Work required:
Search the data below for "quandoquidem"; list each line that holds it.

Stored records
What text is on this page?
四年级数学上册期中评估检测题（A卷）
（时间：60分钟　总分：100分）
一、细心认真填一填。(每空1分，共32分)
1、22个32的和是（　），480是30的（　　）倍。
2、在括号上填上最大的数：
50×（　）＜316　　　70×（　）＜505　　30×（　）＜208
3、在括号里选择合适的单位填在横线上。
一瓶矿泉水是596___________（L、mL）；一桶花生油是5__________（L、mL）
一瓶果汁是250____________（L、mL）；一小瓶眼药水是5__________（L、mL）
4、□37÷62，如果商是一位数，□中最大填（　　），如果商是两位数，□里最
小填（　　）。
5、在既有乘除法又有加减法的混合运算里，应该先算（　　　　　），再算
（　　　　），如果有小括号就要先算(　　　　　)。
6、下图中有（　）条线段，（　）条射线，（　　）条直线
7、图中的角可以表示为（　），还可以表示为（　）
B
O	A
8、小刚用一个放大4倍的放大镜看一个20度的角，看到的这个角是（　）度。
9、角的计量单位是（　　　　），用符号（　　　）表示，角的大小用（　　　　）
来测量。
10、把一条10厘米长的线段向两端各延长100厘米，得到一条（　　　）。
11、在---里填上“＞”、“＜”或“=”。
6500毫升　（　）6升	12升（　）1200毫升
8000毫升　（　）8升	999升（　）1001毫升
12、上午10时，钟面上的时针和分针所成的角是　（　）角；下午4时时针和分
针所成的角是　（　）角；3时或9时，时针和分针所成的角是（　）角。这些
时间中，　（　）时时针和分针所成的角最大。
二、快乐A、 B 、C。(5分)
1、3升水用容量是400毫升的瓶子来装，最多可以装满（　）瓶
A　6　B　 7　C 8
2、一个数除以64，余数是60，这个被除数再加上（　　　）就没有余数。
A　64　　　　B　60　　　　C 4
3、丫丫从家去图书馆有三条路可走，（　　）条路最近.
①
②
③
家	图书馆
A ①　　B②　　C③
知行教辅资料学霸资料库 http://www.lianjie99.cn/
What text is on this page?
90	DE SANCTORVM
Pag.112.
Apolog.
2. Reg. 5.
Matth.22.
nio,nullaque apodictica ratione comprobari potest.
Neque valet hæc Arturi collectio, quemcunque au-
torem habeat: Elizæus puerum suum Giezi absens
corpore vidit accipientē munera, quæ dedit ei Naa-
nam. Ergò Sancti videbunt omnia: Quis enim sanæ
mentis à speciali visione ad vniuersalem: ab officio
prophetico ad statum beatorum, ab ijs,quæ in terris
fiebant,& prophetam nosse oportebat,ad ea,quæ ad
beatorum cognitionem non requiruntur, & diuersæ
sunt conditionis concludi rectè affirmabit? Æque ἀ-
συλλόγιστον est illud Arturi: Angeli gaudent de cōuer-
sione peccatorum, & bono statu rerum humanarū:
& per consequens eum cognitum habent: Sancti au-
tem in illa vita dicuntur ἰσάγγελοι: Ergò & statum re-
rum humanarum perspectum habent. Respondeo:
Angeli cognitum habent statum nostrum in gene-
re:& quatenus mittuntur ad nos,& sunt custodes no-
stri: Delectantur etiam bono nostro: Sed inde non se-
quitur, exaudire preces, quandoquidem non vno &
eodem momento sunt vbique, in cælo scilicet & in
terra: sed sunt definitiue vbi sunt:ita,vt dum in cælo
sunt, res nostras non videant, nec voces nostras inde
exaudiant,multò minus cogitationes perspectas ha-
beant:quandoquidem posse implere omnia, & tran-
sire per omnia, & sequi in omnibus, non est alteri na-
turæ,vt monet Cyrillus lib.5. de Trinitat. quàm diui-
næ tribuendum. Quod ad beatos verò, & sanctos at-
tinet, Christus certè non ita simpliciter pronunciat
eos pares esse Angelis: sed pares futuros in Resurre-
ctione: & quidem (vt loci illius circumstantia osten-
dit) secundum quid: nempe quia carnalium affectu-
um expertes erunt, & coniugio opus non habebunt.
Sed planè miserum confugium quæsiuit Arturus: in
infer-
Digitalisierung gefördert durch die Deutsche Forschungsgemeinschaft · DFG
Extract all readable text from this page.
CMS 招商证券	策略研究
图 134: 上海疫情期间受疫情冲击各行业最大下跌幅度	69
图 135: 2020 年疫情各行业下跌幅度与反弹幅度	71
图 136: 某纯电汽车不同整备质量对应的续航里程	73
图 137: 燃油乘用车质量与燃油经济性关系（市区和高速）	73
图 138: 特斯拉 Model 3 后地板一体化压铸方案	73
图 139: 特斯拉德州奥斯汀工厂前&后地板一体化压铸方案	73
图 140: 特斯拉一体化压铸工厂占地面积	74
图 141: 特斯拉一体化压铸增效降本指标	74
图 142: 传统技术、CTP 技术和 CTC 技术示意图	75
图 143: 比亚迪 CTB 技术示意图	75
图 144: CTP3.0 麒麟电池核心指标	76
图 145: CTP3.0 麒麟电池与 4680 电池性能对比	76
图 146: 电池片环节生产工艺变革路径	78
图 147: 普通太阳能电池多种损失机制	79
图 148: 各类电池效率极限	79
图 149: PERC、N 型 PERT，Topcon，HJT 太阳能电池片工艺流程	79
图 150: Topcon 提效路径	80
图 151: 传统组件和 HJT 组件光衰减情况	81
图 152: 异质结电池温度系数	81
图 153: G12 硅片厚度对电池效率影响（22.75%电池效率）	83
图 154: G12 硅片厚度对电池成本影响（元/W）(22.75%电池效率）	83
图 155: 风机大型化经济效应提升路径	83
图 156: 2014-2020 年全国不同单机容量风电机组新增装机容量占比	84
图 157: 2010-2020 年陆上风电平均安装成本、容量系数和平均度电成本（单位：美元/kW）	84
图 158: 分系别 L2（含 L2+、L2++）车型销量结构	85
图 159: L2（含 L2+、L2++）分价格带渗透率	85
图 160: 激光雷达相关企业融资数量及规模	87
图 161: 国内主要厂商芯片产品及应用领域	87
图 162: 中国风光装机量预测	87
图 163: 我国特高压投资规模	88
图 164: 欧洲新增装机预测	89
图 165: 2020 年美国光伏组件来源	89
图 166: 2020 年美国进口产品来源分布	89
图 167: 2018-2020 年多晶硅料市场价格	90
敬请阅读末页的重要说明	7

Final result:
quitur, exaudire preces, quandoquidem non vno &
beant:quandoquidem posse implere omnia, & tran-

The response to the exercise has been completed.